Filter the entries, keeping every line with the word "云锋金融".

Records about charts and figures:
=======

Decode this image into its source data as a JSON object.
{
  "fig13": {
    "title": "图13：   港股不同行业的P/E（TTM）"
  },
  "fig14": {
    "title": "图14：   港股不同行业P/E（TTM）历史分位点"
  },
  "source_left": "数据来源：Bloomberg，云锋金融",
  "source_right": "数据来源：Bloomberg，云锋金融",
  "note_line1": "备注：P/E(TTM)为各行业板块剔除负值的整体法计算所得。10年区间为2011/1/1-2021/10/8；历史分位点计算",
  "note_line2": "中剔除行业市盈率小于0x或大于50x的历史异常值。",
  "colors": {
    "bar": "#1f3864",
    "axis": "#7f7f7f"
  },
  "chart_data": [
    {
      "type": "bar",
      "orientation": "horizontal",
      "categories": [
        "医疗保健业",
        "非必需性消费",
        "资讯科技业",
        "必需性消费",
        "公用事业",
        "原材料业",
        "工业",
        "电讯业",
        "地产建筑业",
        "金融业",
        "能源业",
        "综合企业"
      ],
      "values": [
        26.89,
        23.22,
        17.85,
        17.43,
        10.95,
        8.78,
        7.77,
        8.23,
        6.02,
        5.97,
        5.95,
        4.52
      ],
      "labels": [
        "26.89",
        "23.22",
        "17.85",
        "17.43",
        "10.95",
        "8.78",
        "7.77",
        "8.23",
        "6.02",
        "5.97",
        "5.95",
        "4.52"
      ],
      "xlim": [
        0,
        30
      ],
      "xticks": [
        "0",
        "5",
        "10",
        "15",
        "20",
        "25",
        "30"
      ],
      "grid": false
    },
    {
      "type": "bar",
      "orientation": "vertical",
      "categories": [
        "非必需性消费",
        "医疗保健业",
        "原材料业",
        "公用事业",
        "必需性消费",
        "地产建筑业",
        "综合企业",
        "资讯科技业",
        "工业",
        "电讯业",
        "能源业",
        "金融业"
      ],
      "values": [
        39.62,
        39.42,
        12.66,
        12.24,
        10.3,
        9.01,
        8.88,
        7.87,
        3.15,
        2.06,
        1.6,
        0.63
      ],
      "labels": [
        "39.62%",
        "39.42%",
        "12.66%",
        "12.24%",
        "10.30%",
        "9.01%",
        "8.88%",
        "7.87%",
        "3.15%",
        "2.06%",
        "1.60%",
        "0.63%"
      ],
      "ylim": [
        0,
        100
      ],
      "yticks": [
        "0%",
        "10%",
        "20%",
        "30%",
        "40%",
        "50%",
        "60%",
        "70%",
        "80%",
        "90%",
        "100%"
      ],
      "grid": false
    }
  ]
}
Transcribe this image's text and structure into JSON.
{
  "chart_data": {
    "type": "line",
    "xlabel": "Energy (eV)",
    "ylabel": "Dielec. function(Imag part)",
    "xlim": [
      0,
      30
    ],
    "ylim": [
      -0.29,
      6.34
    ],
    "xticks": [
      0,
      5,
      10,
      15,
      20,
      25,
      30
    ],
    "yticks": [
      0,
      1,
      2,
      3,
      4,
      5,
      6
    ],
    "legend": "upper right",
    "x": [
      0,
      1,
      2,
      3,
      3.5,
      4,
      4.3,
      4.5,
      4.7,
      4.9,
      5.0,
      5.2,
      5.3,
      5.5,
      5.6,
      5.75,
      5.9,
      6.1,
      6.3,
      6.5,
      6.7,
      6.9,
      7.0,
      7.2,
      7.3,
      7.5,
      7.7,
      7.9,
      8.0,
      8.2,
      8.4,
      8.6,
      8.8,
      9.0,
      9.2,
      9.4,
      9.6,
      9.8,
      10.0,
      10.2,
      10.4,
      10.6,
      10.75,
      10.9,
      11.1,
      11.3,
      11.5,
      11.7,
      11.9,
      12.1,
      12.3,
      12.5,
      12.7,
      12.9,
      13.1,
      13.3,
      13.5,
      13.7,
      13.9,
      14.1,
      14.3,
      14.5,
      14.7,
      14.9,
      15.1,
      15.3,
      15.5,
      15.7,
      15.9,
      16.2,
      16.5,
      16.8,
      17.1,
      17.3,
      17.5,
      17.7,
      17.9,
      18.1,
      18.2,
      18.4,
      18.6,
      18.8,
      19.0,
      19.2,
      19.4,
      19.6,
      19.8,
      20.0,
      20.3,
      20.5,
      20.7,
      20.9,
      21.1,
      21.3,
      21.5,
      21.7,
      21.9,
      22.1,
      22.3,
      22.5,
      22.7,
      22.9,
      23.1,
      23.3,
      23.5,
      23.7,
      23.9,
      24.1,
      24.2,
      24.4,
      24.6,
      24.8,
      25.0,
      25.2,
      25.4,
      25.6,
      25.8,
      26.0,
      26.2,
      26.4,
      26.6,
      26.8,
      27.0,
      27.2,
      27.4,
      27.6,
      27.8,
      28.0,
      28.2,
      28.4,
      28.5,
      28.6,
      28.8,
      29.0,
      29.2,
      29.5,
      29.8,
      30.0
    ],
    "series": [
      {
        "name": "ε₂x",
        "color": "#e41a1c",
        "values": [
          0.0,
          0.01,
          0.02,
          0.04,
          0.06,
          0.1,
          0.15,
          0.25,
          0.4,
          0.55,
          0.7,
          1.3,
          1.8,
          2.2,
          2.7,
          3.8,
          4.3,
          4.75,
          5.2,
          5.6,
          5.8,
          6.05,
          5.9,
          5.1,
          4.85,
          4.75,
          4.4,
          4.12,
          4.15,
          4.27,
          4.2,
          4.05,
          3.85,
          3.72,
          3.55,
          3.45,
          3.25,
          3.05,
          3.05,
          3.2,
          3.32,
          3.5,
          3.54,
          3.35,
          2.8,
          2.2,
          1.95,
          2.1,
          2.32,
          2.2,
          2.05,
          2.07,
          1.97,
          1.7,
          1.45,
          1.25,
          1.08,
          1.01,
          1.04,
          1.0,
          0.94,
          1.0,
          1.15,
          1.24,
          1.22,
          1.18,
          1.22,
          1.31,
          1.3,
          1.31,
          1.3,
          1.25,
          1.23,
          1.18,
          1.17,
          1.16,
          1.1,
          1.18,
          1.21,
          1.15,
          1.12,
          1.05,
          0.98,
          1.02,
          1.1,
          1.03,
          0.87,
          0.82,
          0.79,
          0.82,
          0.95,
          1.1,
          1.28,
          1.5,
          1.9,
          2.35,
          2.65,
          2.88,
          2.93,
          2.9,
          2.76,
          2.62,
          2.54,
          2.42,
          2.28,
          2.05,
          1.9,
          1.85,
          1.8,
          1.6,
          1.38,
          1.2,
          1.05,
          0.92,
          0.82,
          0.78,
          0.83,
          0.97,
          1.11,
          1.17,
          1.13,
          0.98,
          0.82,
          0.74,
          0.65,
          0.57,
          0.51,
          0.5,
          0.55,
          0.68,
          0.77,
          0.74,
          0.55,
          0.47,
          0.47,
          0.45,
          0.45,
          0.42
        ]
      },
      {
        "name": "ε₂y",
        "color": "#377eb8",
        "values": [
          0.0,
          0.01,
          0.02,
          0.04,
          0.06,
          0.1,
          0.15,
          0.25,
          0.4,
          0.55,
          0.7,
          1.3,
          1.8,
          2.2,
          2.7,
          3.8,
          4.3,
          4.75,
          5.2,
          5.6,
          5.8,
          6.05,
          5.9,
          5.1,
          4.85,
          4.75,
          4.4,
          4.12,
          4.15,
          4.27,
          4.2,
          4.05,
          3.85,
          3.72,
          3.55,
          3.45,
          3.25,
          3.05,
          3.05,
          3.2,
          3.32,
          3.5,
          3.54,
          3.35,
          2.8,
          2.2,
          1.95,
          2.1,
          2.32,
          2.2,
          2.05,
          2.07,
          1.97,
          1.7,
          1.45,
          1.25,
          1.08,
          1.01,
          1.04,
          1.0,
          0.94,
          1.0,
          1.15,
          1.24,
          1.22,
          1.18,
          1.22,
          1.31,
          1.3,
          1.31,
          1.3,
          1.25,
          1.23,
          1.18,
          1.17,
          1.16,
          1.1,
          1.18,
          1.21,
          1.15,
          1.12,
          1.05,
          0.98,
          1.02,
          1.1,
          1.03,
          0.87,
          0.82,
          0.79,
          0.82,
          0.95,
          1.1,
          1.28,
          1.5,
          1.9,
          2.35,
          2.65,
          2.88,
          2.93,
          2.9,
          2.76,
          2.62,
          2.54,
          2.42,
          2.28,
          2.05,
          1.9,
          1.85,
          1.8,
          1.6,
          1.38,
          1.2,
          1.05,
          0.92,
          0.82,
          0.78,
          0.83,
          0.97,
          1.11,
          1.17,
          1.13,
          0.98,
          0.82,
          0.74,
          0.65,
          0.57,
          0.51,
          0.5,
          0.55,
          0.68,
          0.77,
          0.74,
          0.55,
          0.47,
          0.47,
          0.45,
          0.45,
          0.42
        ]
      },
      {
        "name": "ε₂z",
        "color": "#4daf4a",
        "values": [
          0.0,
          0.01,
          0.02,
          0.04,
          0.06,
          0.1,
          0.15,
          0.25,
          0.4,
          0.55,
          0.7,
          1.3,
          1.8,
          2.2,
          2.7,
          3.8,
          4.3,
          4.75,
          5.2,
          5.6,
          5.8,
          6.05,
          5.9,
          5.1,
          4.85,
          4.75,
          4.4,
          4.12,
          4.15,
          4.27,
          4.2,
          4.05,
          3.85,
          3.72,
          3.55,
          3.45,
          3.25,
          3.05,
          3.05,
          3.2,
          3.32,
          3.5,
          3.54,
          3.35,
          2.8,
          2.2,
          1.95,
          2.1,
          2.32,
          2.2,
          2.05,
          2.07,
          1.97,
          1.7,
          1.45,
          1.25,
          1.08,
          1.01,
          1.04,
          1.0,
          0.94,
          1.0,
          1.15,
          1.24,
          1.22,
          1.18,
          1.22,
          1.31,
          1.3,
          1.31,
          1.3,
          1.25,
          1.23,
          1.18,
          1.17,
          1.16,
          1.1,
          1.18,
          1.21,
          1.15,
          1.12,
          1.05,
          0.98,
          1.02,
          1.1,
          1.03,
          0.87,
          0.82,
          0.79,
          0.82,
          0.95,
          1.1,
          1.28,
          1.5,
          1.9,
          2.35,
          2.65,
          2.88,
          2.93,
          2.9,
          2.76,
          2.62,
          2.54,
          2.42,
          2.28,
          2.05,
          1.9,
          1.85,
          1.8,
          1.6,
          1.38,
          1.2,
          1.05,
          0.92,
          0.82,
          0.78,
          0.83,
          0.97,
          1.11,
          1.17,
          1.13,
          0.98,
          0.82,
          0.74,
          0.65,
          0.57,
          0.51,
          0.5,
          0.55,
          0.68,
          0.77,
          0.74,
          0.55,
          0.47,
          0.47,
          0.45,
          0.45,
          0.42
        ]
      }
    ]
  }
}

=======

EXERCISE SOLUTION:
  "source_left": "数据来源：Bloomberg，云锋金融",
  "source_right": "数据来源：Bloomberg，云锋金融",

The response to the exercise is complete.